[Dataset entries]

==============================

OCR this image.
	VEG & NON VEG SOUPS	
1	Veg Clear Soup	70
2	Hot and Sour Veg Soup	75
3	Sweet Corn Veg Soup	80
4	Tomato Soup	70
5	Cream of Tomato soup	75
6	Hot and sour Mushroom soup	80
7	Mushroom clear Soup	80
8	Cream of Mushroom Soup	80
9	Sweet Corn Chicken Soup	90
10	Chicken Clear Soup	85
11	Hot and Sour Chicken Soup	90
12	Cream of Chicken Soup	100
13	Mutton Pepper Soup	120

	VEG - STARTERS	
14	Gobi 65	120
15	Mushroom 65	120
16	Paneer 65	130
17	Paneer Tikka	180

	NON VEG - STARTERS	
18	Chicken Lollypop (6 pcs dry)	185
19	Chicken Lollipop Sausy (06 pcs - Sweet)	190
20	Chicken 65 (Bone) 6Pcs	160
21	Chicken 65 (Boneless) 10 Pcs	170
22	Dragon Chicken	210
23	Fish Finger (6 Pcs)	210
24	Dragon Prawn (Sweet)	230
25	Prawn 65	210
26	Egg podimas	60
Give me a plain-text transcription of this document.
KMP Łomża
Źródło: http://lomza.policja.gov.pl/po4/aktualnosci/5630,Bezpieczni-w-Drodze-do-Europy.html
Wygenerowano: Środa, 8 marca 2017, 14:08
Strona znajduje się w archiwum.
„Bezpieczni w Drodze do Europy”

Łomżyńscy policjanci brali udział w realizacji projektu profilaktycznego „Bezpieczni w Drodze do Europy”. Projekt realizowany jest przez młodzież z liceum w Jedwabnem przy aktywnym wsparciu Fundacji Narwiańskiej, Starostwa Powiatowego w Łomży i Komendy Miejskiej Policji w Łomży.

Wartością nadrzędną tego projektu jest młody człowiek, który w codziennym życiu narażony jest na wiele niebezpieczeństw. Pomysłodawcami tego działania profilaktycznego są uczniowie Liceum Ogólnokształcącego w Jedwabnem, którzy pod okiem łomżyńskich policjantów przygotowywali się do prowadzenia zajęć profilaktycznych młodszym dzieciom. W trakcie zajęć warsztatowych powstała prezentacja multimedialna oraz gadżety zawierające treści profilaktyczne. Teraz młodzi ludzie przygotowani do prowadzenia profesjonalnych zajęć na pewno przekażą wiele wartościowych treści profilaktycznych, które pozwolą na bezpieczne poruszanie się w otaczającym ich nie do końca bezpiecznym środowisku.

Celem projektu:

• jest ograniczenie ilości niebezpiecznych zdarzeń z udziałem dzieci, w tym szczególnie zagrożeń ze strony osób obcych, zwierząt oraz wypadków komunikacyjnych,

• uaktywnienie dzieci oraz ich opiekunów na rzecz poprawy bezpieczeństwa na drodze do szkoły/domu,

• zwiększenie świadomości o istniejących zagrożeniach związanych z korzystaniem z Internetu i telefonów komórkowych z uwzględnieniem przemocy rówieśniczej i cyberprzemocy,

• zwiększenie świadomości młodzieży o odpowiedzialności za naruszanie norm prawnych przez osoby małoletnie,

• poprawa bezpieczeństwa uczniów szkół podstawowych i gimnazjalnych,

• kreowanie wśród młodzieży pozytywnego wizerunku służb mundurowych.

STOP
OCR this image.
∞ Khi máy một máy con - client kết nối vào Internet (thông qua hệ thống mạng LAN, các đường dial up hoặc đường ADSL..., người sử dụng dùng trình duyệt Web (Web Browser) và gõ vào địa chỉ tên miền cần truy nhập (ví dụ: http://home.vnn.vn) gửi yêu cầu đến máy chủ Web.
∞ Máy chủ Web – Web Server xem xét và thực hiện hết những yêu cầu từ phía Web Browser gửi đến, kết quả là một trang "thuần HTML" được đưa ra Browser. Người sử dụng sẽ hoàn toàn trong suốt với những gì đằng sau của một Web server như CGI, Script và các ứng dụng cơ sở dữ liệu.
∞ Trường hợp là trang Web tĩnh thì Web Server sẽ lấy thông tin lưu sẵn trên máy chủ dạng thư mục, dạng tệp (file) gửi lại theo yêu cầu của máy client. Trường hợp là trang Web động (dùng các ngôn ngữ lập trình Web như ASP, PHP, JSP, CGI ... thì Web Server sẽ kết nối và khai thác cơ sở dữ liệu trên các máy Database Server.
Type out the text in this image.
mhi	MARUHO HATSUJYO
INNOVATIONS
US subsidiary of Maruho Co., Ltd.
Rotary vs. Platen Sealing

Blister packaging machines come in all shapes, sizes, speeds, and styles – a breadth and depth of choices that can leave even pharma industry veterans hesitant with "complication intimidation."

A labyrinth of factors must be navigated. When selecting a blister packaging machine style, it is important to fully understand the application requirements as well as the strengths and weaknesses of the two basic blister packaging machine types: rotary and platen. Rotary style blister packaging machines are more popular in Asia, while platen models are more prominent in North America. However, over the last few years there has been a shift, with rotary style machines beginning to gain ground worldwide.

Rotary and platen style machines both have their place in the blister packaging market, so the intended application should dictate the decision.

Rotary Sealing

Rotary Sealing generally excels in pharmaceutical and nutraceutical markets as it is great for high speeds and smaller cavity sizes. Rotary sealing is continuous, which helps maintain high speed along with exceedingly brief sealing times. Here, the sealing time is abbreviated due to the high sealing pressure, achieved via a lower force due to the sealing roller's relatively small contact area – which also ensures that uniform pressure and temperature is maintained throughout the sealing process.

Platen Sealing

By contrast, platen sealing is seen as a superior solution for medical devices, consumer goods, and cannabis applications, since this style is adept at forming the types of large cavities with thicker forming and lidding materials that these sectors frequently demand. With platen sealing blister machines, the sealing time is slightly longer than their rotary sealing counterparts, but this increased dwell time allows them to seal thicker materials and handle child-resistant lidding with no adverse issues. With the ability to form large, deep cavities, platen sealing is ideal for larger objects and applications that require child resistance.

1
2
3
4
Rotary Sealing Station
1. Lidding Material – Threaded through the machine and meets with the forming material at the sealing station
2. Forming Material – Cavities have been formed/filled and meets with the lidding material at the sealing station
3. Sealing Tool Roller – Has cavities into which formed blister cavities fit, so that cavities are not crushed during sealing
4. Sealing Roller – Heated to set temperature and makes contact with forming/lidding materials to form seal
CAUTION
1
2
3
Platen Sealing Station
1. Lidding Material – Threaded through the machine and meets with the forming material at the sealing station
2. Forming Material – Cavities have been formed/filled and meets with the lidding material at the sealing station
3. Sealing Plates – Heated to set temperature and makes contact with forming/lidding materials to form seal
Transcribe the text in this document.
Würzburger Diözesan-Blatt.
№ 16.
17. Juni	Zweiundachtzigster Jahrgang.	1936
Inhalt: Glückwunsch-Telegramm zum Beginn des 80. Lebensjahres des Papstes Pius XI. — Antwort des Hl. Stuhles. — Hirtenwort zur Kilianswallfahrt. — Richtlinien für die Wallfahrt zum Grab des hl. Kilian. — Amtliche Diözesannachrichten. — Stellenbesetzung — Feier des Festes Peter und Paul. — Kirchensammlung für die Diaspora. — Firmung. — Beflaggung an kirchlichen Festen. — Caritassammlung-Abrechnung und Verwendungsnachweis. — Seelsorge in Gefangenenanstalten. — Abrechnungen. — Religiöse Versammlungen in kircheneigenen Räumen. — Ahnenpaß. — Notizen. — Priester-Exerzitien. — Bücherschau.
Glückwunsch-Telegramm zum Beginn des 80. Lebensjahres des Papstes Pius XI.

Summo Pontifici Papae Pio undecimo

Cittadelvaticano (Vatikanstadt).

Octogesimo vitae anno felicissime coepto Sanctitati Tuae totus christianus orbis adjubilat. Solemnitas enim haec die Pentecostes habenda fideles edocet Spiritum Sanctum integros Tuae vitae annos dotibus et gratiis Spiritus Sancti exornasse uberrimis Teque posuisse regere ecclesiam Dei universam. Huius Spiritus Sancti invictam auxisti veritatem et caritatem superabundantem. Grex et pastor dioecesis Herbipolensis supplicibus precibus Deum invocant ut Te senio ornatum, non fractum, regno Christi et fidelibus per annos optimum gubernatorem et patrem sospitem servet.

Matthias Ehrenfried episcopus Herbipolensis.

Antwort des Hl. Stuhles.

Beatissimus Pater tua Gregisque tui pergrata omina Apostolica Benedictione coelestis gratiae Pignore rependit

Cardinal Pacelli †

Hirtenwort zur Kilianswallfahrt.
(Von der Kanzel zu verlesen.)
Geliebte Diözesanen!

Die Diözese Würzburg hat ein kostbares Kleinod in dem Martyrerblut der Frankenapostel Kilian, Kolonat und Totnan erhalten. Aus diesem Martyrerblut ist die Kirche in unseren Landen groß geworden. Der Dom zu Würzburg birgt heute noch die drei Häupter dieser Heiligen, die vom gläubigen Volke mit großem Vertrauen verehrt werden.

==============================

- SET TASK
Where a line in the material above holds "Chicken", copy that line.

- SOLUTION TO THIS TASK
9	Sweet Corn Chicken Soup	90
10	Chicken Clear Soup	85
11	Hot and Sour Chicken Soup	90
12	Cream of Chicken Soup	100
18	Chicken Lollypop (6 pcs dry)	185
19	Chicken Lollipop Sausy (06 pcs - Sweet)	190
20	Chicken 65 (Bone) 6Pcs	160
21	Chicken 65 (Boneless) 10 Pcs	170
22	Dragon Chicken	210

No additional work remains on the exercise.